• [YOUR TASK]: Copy every line of the data exactly, leaving nothing out.

═════ RECORDS FOR THE EXERCISE

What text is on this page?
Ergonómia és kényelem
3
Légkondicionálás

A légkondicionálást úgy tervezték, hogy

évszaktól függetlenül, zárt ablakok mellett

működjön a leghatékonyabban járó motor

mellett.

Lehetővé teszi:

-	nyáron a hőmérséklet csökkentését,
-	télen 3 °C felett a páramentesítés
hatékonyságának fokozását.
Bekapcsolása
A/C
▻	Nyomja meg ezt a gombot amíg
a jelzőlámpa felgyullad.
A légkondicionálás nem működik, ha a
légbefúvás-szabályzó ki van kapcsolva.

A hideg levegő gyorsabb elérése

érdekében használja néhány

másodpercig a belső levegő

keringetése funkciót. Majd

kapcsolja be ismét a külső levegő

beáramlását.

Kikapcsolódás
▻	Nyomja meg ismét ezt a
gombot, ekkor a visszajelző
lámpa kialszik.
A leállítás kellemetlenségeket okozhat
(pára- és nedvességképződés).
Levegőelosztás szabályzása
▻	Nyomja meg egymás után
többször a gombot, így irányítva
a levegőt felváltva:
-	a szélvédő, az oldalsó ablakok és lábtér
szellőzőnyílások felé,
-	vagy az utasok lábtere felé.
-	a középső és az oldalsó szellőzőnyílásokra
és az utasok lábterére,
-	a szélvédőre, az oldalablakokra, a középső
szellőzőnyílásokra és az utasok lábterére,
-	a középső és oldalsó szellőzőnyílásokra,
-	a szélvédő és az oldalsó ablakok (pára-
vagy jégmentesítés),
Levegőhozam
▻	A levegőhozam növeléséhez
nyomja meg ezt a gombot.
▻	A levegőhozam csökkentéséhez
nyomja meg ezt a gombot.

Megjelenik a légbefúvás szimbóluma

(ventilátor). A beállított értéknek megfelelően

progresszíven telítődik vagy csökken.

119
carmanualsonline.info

══════════

• [COMPLETE ANSWER]:
What text is on this page?
Ergonómia és kényelem
3
Légkondicionálás

A légkondicionálást úgy tervezték, hogy

évszaktól függetlenül, zárt ablakok mellett

működjön a leghatékonyabban járó motor

mellett.

Lehetővé teszi:

-	nyáron a hőmérséklet csökkentését,
-	télen 3 °C felett a páramentesítés
hatékonyságának fokozását.
Bekapcsolása
A/C
▻	Nyomja meg ezt a gombot amíg
a jelzőlámpa felgyullad.
A légkondicionálás nem működik, ha a
légbefúvás-szabályzó ki van kapcsolva.

A hideg levegő gyorsabb elérése

érdekében használja néhány

másodpercig a belső levegő

keringetése funkciót. Majd

kapcsolja be ismét a külső levegő

beáramlását.

Kikapcsolódás
▻	Nyomja meg ismét ezt a
gombot, ekkor a visszajelző
lámpa kialszik.
A leállítás kellemetlenségeket okozhat
(pára- és nedvességképződés).
Levegőelosztás szabályzása
▻	Nyomja meg egymás után
többször a gombot, így irányítva
a levegőt felváltva:
-	a szélvédő, az oldalsó ablakok és lábtér
szellőzőnyílások felé,
-	vagy az utasok lábtere felé.
-	a középső és az oldalsó szellőzőnyílásokra
és az utasok lábterére,
-	a szélvédőre, az oldalablakokra, a középső
szellőzőnyílásokra és az utasok lábterére,
-	a középső és oldalsó szellőzőnyílásokra,
-	a szélvédő és az oldalsó ablakok (pára-
vagy jégmentesítés),
Levegőhozam
▻	A levegőhozam növeléséhez
nyomja meg ezt a gombot.
▻	A levegőhozam csökkentéséhez
nyomja meg ezt a gombot.

Megjelenik a légbefúvás szimbóluma

(ventilátor). A beállított értéknek megfelelően

progresszíven telítődik vagy csökken.

119
carmanualsonline.info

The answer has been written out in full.